• [Work instructions] Extract every entry word for word. Skip the pictures.

Extracted records:
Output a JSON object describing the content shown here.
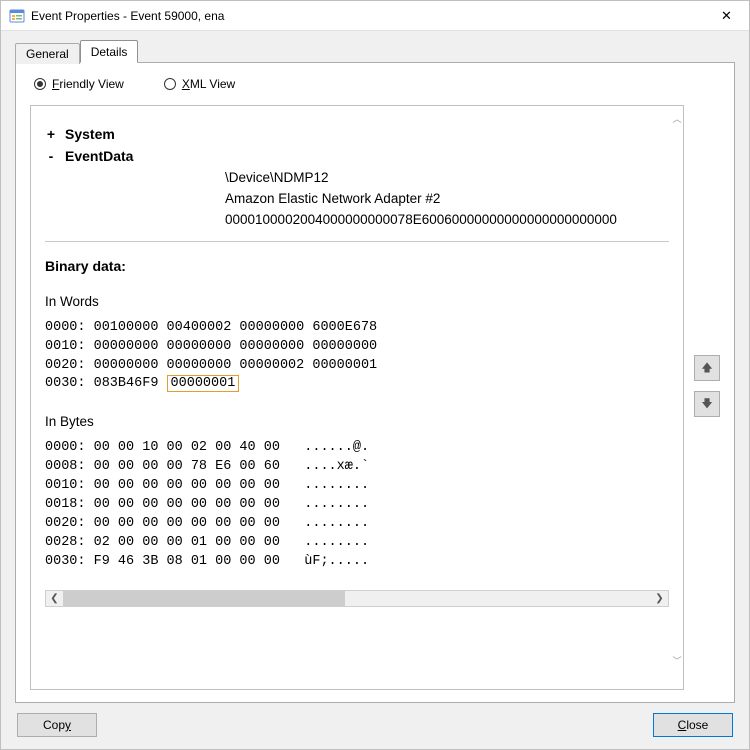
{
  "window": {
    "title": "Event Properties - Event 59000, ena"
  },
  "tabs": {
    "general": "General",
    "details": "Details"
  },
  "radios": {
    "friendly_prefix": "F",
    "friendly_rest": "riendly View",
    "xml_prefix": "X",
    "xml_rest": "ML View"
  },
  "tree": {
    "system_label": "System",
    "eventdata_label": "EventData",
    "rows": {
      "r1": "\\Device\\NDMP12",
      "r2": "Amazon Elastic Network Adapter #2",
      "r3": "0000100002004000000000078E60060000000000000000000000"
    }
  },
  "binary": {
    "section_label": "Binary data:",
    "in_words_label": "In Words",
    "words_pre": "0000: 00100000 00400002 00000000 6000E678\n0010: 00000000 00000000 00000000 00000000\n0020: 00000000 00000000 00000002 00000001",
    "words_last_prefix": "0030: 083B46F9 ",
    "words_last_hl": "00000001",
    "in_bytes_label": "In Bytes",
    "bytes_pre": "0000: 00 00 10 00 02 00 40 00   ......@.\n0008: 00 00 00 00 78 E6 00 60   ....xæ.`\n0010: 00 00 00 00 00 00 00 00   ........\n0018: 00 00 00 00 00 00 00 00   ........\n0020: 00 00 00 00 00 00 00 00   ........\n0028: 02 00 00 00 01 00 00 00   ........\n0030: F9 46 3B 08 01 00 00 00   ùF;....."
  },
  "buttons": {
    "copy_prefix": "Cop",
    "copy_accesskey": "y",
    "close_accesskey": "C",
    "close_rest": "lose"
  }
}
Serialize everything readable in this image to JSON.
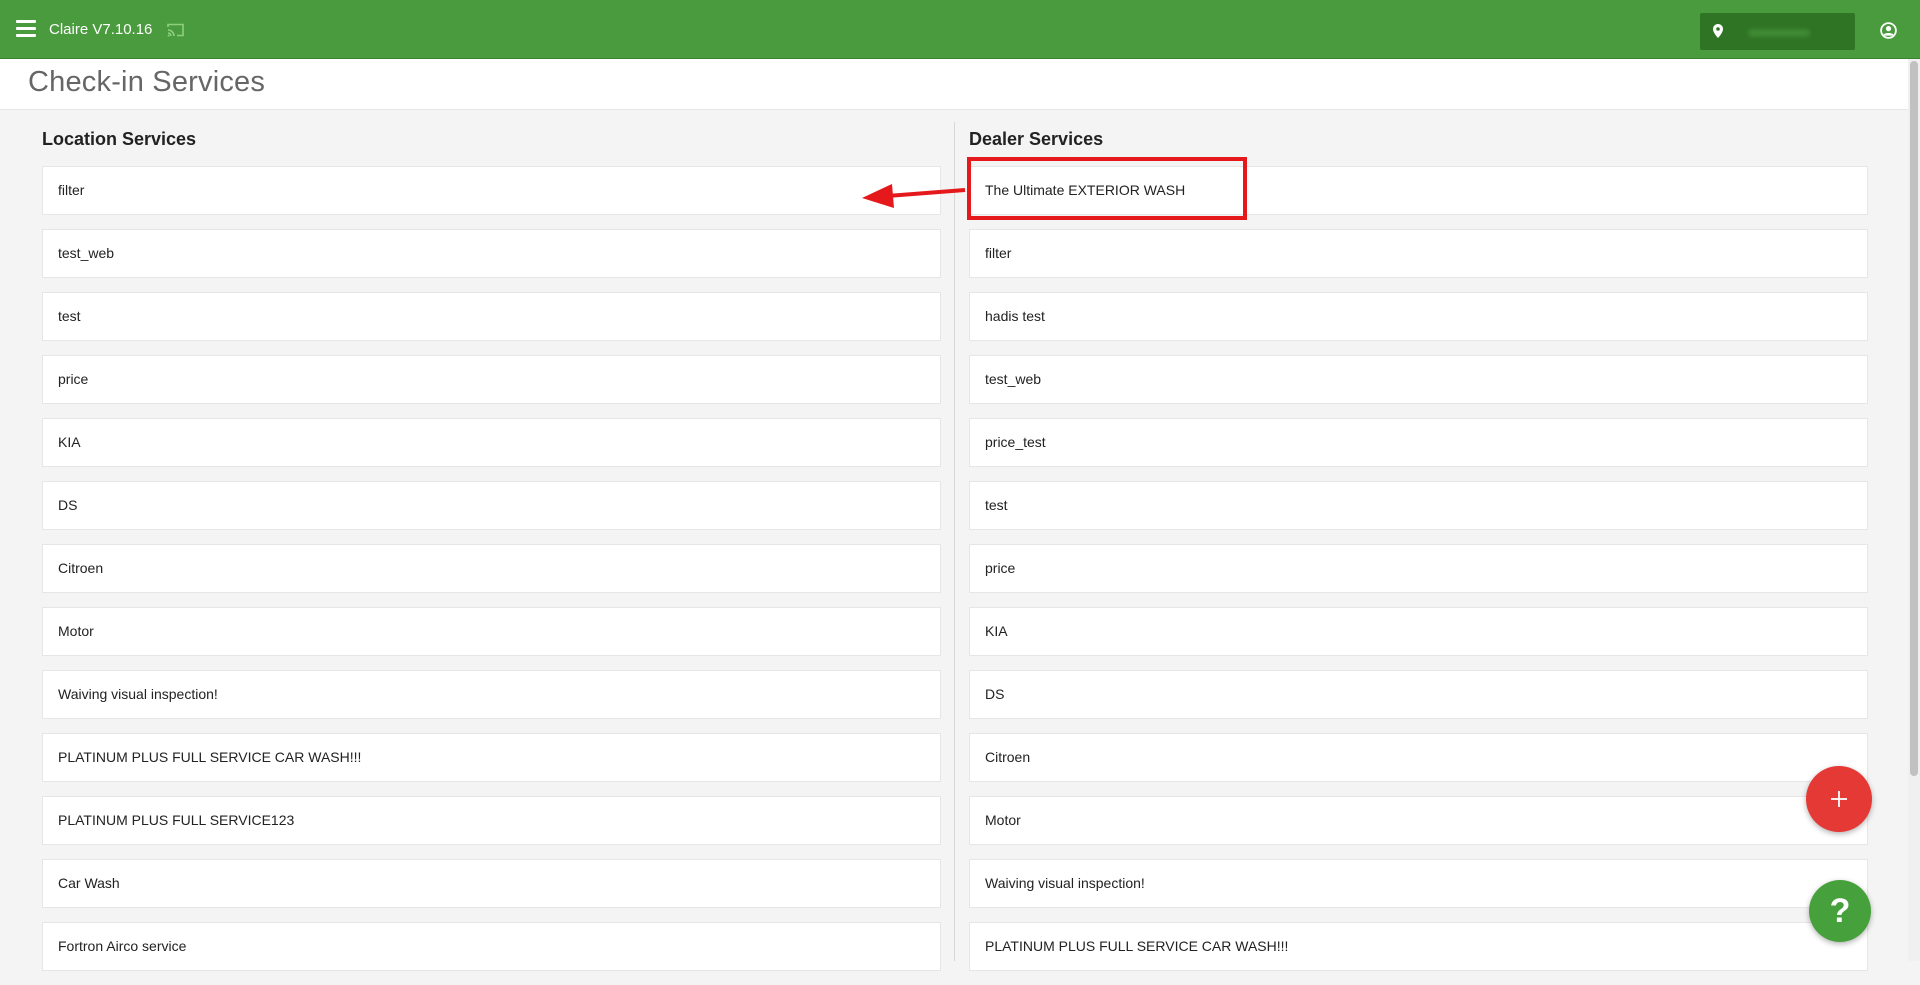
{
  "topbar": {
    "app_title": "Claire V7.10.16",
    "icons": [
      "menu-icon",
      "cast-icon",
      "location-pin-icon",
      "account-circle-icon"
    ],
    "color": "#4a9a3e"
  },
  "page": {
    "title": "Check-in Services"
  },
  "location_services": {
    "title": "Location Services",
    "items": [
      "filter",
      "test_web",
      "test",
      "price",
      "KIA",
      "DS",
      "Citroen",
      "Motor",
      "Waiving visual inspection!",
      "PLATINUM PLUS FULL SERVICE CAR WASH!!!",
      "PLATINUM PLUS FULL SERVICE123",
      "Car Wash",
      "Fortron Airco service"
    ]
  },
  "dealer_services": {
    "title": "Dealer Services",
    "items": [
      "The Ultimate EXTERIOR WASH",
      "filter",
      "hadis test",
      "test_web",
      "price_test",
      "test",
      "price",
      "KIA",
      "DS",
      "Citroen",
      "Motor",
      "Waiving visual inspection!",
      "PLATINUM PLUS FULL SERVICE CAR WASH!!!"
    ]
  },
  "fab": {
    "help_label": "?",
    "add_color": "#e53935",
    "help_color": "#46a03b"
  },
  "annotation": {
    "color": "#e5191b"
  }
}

• [Result of this task]
Output a JSON object describing the content shown here.
{
  "window": {
    "title": "Event Properties - Event 59000, ena"
  },
  "tabs": {
    "general": "General",
    "details": "Details"
  },
  "radios": {
    "friendly_prefix": "F",
    "friendly_rest": "riendly View",
    "xml_prefix": "X",
    "xml_rest": "ML View"
  },
  "tree": {
    "system_label": "System",
    "eventdata_label": "EventData",
    "rows": {
      "r1": "\\Device\\NDMP12",
      "r2": "Amazon Elastic Network Adapter #2",
      "r3": "0000100002004000000000078E60060000000000000000000000"
    }
  },
  "binary": {
    "section_label": "Binary data:",
    "in_words_label": "In Words",
    "words_pre": "0000: 00100000 00400002 00000000 6000E678\n0010: 00000000 00000000 00000000 00000000\n0020: 00000000 00000000 00000002 00000001",
    "words_last_prefix": "0030: 083B46F9 ",
    "words_last_hl": "00000001",
    "in_bytes_label": "In Bytes",
    "bytes_pre": "0000: 00 00 10 00 02 00 40 00   ......@.\n0008: 00 00 00 00 78 E6 00 60   ....xæ.`\n0010: 00 00 00 00 00 00 00 00   ........\n0018: 00 00 00 00 00 00 00 00   ........\n0020: 00 00 00 00 00 00 00 00   ........\n0028: 02 00 00 00 01 00 00 00   ........\n0030: F9 46 3B 08 01 00 00 00   ùF;....."
  },
  "buttons": {
    "copy_prefix": "Cop",
    "copy_accesskey": "y",
    "close_accesskey": "C",
    "close_rest": "lose"
  }
}
Serialize everything readable in this image to JSON.
{
  "topbar": {
    "app_title": "Claire V7.10.16",
    "icons": [
      "menu-icon",
      "cast-icon",
      "location-pin-icon",
      "account-circle-icon"
    ],
    "color": "#4a9a3e"
  },
  "page": {
    "title": "Check-in Services"
  },
  "location_services": {
    "title": "Location Services",
    "items": [
      "filter",
      "test_web",
      "test",
      "price",
      "KIA",
      "DS",
      "Citroen",
      "Motor",
      "Waiving visual inspection!",
      "PLATINUM PLUS FULL SERVICE CAR WASH!!!",
      "PLATINUM PLUS FULL SERVICE123",
      "Car Wash",
      "Fortron Airco service"
    ]
  },
  "dealer_services": {
    "title": "Dealer Services",
    "items": [
      "The Ultimate EXTERIOR WASH",
      "filter",
      "hadis test",
      "test_web",
      "price_test",
      "test",
      "price",
      "KIA",
      "DS",
      "Citroen",
      "Motor",
      "Waiving visual inspection!",
      "PLATINUM PLUS FULL SERVICE CAR WASH!!!"
    ]
  },
  "fab": {
    "help_label": "?",
    "add_color": "#e53935",
    "help_color": "#46a03b"
  },
  "annotation": {
    "color": "#e5191b"
  }
}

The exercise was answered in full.